**Prompt 1:** Translate this sentence from the Rails asset pipeline text into Spanish: "No fingerprinting was necessary because there were so few moving parts."
**Prompt 2:** According to the Rails asset pipeline text, what will rails new include instead of Sprockets?
**Prompt 3:** Rewrite the stretch of the Rails asset pipeline text from "You might be" through "few moving parts.", putting "trip" in place of "journey".

**Excerpt:**
Rails will continue recommending importmaps for JavaScript assets when running rails new, but instead of including Sprockets, it will include Propshaft. Sprockets will probably continue being supported for a while, but it will be recommended to switch to Propshaft as the way to manage Rails assets.

The Past

You might be thinking, “how did the Rails asset pipeline get to be such a beast?”. Like most questions that end with, “get to be such a beast”, it’s a long story.

Rails has been around for over a decade, a time long ago before HTTP/2 existed and the phrase “Backend JavaScript developer” was an oxymoron. Come on a journey with me and explore its past.

The Time Before Asset Management

When Rails first started, HTTP/2 didn’t exist, JavaScript development as a full-time job was a foreign concept, and asset management was a matter of throwing Scriptaculus, Prototype, and an application.js file into the ./public/assets directory. No fingerprinting was necessary because there were so few moving parts.

There were third-party gems, like jammit, that were available for production websites that cared about asset efficiency, but for the most part it’s something Rails devs didn’t think about.

Life was good, then JavaScript file sizes starting getting bigger and became a much bigger concern of web application development.

Hello, my name is Sprockets

A few years later, when we swore off Prototype because it extended core JavaScript prototypes and moved on to jQuery, Sprockets came onto the scene. Most of us remember Sprockets as a huge pain, but it was actually pretty good when it arrived into Rails because source maps, transpiling, and all the other fancy stuff that JS compilers do wasn’t that pervasive.

Move over Sprockets, Webpacker is in town

At some point the JavaScript community flew past Sprockets in terms of pipeline sophistication. Rails developers envied source maps, tree shaking, and all sorts of other goodies that made for more efficient asset delivery. Sprockets couldn’t keep up, so Webpacker was born.

**Given information:**

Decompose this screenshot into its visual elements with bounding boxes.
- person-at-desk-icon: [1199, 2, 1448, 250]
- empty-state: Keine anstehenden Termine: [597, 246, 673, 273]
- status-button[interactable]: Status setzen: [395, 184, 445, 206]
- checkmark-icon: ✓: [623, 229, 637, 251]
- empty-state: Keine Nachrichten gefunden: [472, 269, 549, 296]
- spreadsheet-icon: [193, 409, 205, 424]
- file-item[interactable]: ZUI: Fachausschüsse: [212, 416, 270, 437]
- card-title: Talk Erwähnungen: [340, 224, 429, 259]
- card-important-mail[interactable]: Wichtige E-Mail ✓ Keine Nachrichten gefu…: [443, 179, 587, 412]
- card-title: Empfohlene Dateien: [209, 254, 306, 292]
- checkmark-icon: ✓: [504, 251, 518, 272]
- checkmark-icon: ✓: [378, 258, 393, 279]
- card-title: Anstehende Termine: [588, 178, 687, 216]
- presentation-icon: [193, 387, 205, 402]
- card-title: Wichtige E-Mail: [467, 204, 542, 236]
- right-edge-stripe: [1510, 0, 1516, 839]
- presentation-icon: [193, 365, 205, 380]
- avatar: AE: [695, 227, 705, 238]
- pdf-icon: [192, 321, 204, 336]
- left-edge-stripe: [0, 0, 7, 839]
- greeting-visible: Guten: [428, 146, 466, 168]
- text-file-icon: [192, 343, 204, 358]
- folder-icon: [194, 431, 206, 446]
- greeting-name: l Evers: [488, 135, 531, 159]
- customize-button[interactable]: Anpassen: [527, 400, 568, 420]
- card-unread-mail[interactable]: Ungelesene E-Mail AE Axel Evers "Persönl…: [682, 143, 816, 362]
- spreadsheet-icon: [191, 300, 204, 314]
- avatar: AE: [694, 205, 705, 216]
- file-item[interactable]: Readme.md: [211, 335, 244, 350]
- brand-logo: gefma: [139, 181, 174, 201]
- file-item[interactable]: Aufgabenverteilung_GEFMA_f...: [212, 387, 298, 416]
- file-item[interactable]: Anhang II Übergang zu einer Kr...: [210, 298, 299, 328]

**Exercise result 1:** No hacía falta el fingerprinting porque había muy pocas partes móviles.

**Exercise result 2:** Propshaft.

**Exercise result 3:**
You might be thinking, “how did the Rails asset pipeline get to be such a beast?”. Like most questions that end with, “get to be such a beast”, it’s a long story.

Rails has been around for over a decade, a time long ago before HTTP/2 existed and the phrase “Backend JavaScript developer” was an oxymoron. Come on a trip with me and explore its past.

The Time Before Asset Management

When Rails first started, HTTP/2 didn’t exist, JavaScript development as a full-time job was a foreign concept, and asset management was a matter of throwing Scriptaculus, Prototype, and an application.js file into the ./public/assets directory. No fingerprinting was necessary because there were so few moving parts.